* begin *
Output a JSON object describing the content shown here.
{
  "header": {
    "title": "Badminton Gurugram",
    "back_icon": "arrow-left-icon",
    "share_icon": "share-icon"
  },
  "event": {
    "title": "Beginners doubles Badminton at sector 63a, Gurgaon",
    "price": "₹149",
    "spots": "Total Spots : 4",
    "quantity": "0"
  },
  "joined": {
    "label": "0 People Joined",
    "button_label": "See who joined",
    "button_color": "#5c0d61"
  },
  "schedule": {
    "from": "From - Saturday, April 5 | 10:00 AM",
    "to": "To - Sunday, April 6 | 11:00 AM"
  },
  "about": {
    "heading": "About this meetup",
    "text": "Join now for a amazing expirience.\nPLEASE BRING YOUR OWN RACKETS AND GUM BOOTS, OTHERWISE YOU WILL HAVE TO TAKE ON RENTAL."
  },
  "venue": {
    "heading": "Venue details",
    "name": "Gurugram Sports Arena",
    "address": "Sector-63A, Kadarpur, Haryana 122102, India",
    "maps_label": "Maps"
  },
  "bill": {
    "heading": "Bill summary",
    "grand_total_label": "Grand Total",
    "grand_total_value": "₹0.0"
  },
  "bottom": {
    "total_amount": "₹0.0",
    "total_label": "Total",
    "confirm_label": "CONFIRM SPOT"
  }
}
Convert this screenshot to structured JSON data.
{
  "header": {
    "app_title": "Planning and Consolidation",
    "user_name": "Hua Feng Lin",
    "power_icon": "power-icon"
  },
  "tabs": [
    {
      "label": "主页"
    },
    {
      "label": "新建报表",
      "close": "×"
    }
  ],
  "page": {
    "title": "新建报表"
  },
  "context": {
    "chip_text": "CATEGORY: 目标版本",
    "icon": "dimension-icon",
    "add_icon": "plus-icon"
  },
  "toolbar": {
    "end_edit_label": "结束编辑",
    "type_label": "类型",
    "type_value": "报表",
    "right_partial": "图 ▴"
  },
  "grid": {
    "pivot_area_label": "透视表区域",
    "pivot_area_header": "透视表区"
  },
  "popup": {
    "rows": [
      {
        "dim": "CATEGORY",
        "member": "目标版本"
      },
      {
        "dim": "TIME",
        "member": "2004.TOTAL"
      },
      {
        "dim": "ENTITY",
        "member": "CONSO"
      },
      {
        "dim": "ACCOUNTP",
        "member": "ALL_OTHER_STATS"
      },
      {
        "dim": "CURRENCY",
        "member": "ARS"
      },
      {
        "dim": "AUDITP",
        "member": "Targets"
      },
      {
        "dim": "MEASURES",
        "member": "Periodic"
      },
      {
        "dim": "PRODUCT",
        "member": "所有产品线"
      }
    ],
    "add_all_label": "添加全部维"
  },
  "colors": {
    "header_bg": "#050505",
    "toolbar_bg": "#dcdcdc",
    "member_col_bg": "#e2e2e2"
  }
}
* end *
Copy out every line from the data above that has "heading" in it.

> _Solution to this problem_:
    "heading": "About this meetup",
    "heading": "Venue details",
    "heading": "Bill summary",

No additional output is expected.